**Set problem:** Extract the lines from the very start of the material through the line containing "point-annotation: 1026 Gadnef: [647, 246, 740, 263]", including both ends, and reproduce them unchanged.

Annotated element listings
***

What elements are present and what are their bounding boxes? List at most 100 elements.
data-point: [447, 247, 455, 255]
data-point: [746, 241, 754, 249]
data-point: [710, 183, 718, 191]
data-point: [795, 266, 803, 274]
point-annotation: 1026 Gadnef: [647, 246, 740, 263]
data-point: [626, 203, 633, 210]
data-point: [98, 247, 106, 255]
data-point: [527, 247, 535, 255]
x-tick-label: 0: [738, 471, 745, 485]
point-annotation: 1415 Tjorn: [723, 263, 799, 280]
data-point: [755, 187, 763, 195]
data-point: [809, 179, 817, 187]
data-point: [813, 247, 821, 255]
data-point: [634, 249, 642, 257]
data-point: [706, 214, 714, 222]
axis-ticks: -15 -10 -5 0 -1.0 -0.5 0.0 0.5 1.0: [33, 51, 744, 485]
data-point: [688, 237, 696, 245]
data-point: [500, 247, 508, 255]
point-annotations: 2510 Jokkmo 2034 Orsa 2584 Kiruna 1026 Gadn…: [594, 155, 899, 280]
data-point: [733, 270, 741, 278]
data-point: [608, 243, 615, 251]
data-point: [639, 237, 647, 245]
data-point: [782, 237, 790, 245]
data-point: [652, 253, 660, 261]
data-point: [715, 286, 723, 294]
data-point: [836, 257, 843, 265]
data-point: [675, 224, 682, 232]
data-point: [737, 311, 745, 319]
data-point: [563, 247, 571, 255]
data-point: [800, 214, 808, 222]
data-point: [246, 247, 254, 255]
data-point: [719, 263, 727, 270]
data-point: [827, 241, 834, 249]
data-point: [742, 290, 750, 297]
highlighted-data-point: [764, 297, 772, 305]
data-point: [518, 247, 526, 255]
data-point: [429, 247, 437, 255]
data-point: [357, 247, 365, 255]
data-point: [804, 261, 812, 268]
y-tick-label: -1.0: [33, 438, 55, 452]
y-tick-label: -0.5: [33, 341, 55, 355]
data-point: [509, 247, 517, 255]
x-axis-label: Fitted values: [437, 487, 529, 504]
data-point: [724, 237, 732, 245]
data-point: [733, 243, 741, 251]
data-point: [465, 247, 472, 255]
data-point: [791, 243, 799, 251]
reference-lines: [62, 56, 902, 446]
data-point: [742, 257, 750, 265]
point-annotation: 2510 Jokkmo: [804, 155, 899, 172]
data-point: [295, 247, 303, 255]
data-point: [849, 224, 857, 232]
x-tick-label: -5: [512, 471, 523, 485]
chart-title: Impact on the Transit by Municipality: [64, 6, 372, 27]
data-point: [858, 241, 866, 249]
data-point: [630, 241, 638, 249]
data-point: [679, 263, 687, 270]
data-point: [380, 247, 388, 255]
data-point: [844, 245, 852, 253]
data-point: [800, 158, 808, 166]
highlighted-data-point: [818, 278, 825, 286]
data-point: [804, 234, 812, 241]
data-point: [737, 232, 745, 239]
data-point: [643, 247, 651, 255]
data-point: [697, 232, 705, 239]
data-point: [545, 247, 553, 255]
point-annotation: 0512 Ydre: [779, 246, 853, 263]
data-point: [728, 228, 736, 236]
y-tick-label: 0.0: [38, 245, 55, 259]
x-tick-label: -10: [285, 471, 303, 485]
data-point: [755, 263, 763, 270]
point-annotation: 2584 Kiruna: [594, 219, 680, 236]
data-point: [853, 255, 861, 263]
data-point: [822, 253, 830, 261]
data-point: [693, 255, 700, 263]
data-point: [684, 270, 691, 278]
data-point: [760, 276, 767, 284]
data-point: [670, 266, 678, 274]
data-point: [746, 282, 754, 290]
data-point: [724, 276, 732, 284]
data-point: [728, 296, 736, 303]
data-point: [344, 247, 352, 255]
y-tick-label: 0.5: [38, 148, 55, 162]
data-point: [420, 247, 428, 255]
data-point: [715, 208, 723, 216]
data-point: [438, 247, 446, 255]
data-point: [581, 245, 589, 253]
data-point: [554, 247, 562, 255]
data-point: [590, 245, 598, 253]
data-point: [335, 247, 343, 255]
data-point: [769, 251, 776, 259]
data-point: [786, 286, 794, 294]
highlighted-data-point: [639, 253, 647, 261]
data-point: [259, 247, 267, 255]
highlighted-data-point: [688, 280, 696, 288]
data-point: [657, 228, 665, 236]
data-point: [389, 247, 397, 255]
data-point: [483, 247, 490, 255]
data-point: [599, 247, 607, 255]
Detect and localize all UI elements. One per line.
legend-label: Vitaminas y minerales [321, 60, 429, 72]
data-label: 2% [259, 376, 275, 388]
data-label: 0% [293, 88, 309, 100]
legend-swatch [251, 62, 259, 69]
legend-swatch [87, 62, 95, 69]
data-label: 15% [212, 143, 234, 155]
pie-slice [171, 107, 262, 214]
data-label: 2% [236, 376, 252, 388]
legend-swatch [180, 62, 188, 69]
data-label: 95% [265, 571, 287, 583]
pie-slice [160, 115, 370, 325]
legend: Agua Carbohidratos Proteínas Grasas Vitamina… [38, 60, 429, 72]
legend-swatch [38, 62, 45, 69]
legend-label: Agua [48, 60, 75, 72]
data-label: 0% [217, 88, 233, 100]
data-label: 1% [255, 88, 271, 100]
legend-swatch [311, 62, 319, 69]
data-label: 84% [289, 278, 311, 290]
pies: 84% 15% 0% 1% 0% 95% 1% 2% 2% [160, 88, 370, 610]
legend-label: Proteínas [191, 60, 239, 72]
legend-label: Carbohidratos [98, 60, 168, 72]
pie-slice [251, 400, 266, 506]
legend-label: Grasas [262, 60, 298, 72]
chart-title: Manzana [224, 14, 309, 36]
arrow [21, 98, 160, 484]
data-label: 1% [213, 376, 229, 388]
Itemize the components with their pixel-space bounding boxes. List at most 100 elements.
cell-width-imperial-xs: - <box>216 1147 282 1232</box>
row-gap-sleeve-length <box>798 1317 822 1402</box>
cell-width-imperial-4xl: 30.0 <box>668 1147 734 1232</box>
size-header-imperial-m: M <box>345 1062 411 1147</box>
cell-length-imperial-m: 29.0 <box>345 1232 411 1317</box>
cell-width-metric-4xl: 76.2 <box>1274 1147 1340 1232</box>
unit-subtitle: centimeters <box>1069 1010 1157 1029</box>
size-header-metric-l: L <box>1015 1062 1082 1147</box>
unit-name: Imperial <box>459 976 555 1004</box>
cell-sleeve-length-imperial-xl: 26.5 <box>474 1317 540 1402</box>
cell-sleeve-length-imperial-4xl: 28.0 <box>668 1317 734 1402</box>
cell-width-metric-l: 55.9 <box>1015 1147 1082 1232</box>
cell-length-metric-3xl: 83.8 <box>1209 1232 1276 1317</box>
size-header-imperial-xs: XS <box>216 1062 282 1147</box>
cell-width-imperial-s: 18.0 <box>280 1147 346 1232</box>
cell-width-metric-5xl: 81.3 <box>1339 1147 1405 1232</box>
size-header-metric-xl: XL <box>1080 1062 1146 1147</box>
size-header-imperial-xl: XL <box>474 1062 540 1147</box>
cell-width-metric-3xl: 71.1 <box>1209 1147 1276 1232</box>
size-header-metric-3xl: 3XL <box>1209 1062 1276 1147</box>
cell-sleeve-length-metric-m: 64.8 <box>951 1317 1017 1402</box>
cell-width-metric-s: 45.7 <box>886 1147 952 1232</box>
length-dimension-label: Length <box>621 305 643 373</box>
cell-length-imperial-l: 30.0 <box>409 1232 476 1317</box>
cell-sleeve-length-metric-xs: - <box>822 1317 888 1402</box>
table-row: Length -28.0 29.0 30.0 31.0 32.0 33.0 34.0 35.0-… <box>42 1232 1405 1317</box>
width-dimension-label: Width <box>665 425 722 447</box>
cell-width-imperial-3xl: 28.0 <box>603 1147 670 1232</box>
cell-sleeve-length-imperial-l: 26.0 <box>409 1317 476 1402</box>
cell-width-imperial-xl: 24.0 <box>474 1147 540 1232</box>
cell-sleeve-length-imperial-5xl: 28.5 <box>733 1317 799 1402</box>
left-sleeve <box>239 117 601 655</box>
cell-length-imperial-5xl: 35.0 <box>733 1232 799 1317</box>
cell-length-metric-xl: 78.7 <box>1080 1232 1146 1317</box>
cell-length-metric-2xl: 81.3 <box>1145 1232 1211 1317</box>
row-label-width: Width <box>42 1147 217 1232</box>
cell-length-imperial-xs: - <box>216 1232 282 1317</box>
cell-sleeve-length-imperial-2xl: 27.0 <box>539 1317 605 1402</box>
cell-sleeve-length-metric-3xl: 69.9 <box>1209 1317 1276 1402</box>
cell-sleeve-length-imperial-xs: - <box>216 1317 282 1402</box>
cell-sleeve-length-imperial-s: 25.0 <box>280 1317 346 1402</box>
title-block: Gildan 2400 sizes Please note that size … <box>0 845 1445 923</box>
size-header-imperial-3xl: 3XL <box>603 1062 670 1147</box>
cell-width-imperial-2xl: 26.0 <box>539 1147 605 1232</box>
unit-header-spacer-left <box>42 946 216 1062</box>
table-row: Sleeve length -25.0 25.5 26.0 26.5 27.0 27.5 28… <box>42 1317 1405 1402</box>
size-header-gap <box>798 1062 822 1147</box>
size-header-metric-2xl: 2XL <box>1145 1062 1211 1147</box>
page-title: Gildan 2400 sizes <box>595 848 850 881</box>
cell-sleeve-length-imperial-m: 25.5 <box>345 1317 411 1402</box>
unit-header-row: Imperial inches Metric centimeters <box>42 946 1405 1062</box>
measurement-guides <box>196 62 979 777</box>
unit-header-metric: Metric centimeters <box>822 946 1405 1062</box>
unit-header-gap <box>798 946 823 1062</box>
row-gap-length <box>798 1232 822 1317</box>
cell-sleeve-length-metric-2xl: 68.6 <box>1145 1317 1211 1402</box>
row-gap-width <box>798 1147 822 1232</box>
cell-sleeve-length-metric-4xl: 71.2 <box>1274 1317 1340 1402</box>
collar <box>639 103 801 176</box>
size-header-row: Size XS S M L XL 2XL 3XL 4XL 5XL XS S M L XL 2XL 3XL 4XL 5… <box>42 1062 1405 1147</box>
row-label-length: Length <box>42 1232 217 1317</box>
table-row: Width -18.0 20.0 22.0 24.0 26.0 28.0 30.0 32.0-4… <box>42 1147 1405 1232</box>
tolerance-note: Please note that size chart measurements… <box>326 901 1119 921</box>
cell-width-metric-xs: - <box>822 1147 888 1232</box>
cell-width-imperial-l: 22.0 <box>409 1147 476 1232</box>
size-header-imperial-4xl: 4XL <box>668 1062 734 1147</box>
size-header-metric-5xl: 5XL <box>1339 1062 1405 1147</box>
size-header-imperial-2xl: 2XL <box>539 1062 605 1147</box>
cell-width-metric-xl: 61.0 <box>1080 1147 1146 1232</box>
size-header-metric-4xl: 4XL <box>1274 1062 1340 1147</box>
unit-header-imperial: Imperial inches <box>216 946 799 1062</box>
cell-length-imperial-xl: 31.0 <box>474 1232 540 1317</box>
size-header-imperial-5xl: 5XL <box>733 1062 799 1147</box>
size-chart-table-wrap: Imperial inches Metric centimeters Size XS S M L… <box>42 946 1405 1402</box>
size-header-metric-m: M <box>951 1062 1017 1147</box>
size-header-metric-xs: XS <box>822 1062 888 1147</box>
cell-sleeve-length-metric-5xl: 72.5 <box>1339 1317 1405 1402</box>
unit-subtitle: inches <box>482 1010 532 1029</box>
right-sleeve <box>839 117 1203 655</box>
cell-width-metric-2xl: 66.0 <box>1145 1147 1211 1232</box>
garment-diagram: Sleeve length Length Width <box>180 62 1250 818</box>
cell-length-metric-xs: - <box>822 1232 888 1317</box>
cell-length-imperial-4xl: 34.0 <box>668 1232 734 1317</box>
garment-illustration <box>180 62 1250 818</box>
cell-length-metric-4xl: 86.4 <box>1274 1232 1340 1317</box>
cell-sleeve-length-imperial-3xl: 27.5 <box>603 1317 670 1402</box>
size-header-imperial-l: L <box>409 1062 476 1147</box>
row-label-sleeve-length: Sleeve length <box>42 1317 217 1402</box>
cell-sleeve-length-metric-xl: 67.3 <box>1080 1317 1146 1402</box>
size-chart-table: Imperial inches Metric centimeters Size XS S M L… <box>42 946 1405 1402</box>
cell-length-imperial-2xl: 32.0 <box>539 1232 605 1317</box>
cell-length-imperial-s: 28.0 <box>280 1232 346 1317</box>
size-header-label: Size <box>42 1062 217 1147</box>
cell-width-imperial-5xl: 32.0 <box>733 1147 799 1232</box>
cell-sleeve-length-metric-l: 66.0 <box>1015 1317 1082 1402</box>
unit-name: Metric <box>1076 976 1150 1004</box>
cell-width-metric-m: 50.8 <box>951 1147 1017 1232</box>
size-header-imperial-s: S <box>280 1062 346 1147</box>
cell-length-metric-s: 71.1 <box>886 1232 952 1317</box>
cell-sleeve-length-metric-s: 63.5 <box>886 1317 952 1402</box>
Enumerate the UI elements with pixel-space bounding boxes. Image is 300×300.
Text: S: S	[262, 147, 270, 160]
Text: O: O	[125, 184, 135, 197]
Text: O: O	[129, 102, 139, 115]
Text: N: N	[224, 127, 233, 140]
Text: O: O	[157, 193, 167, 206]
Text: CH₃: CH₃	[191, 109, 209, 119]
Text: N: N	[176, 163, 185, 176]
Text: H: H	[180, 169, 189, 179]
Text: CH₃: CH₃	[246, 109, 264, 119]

***

**Reply to the task:**
What elements are present and what are their bounding boxes? List at most 100 elements.
data-point: [447, 247, 455, 255]
data-point: [746, 241, 754, 249]
data-point: [710, 183, 718, 191]
data-point: [795, 266, 803, 274]
point-annotation: 1026 Gadnef: [647, 246, 740, 263]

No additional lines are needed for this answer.